▸ SET EXERCISE
In the entries, find all lines that hold the word "search" and copy them.

▸ LISTED ENTRIES
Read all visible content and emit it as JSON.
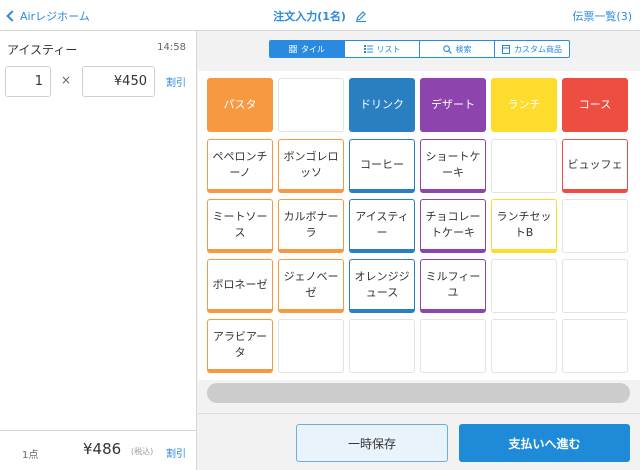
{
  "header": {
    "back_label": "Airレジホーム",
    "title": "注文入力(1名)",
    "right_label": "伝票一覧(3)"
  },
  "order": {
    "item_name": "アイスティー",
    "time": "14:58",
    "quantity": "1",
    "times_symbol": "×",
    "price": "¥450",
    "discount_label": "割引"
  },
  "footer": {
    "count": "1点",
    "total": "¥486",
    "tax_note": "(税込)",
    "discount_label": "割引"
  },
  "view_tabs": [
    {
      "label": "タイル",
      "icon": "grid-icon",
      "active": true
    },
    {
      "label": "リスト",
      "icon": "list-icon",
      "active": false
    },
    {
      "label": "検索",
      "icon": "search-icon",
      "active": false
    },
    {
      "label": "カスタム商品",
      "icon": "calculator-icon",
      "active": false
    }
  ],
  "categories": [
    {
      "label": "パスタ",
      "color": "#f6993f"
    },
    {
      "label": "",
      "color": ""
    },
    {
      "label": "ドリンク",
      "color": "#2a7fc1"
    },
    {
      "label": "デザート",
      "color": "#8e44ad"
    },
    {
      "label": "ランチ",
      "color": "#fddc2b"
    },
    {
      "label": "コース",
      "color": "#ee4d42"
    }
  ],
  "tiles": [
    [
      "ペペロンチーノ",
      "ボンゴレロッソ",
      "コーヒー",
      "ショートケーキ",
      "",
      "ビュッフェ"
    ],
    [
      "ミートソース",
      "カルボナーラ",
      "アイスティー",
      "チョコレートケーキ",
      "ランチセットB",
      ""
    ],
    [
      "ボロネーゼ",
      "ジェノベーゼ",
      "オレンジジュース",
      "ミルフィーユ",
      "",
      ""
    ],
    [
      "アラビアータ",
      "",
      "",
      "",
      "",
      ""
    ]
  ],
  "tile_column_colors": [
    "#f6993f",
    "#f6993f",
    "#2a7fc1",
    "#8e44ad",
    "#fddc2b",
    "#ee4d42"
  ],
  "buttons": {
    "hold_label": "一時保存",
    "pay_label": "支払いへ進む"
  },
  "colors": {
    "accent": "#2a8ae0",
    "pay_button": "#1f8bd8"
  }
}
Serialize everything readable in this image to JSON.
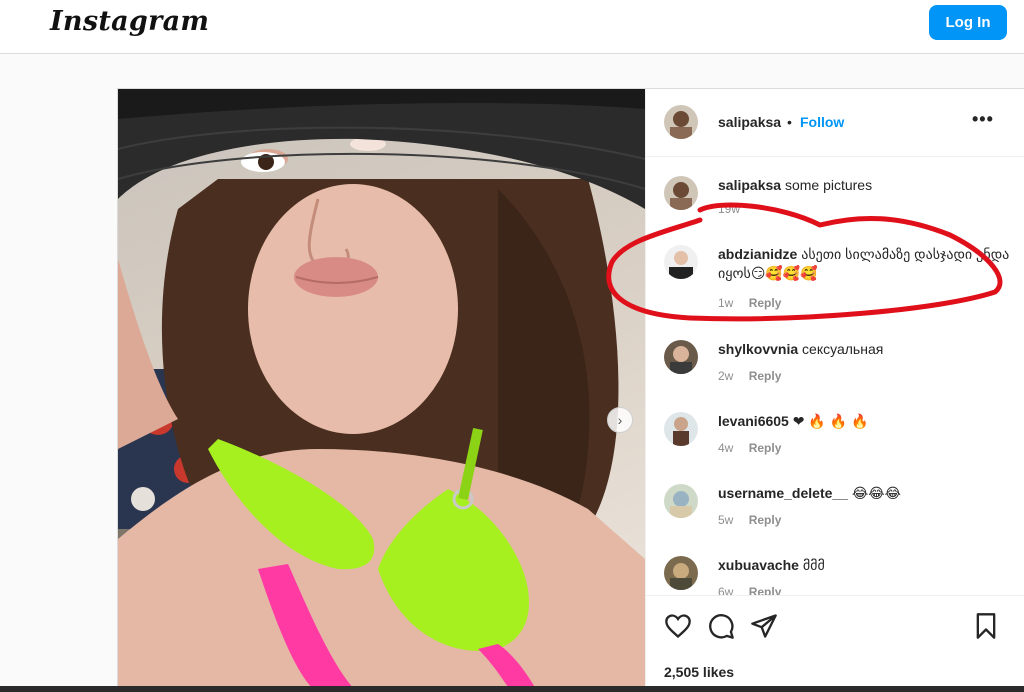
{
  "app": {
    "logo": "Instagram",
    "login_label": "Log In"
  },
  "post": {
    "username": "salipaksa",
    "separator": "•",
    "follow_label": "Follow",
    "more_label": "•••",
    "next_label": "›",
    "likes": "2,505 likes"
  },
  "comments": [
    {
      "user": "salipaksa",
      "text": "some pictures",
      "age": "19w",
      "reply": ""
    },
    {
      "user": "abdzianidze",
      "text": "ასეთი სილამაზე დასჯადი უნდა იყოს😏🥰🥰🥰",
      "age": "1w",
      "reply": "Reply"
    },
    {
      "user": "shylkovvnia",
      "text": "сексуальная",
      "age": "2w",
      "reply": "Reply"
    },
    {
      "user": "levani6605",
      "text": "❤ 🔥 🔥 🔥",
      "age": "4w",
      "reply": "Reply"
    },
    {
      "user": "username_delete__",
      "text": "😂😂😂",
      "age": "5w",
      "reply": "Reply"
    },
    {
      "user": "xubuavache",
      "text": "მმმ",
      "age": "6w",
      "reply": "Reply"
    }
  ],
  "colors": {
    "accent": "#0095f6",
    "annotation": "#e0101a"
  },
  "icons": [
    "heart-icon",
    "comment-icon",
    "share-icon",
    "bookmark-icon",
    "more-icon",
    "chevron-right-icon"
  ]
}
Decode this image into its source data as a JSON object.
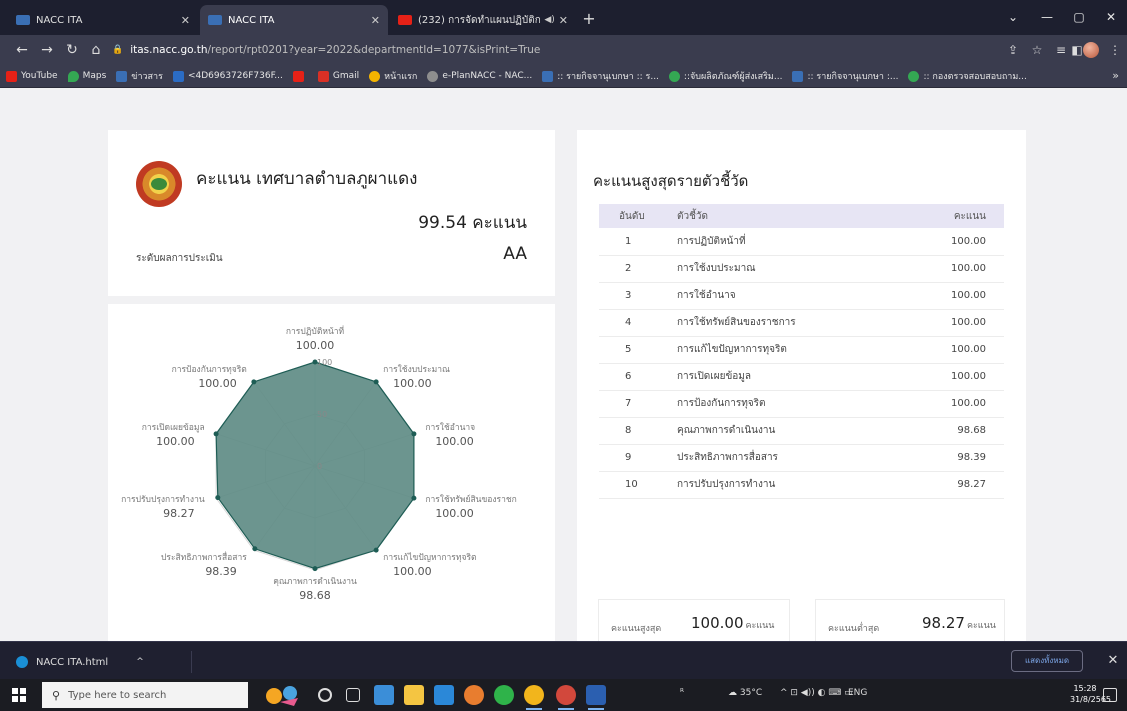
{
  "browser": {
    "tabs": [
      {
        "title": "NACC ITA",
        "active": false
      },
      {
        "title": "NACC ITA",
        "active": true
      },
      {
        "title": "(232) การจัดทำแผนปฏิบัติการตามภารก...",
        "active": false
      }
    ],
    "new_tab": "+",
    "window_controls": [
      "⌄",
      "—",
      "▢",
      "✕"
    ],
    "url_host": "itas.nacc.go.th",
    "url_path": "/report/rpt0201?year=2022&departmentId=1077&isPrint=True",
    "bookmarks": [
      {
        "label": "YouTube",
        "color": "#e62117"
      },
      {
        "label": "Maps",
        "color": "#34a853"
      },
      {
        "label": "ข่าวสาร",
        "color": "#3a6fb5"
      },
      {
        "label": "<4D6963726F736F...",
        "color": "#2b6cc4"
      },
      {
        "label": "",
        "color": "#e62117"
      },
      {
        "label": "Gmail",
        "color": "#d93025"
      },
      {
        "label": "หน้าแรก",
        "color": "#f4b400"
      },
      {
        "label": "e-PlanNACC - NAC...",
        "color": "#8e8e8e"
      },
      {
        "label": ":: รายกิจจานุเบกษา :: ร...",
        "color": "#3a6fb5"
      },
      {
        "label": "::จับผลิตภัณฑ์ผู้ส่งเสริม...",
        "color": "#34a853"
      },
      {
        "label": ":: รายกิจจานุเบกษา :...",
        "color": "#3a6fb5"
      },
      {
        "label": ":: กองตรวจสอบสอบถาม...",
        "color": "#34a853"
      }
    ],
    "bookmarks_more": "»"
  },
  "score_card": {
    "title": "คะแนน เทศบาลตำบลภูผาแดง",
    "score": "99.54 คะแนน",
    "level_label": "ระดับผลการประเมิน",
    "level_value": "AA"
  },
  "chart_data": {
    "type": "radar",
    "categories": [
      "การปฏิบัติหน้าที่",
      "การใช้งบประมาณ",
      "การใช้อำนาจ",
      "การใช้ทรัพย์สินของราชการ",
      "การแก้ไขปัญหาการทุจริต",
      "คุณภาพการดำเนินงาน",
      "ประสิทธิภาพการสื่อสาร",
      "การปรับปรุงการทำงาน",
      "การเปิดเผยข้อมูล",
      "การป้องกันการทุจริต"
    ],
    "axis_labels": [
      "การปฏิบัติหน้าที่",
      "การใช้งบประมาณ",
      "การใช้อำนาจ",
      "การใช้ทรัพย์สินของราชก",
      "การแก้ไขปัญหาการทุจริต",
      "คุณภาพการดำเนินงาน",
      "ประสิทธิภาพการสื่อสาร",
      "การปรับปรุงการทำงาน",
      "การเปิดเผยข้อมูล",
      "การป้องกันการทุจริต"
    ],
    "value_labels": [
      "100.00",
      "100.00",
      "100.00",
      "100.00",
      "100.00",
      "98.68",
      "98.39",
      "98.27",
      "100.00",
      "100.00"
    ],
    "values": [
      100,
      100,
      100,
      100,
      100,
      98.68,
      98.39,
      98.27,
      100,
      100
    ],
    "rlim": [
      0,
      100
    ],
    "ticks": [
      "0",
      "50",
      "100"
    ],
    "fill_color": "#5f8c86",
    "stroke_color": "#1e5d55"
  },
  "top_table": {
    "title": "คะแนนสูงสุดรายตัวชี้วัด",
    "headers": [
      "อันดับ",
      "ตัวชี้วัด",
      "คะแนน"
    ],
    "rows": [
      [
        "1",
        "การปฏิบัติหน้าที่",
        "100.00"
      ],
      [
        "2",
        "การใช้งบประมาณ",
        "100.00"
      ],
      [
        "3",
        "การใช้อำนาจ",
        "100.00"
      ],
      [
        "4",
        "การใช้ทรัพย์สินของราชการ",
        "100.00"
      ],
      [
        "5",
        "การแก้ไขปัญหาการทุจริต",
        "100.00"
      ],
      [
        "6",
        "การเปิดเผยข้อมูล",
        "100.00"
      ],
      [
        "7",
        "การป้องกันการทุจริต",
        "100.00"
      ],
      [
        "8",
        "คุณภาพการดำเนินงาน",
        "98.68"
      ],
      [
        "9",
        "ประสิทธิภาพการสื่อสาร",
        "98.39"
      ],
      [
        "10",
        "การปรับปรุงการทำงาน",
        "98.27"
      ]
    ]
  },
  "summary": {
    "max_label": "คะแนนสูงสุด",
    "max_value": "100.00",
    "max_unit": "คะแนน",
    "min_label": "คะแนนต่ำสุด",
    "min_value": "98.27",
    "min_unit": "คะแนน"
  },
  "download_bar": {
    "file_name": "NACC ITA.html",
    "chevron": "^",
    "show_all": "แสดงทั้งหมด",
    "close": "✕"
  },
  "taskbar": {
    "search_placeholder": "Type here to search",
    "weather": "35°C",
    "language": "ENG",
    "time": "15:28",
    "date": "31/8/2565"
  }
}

▸ EXERCISE ANSWER
      "icon": "search-icon",
    "search_placeholder": "Type here to search",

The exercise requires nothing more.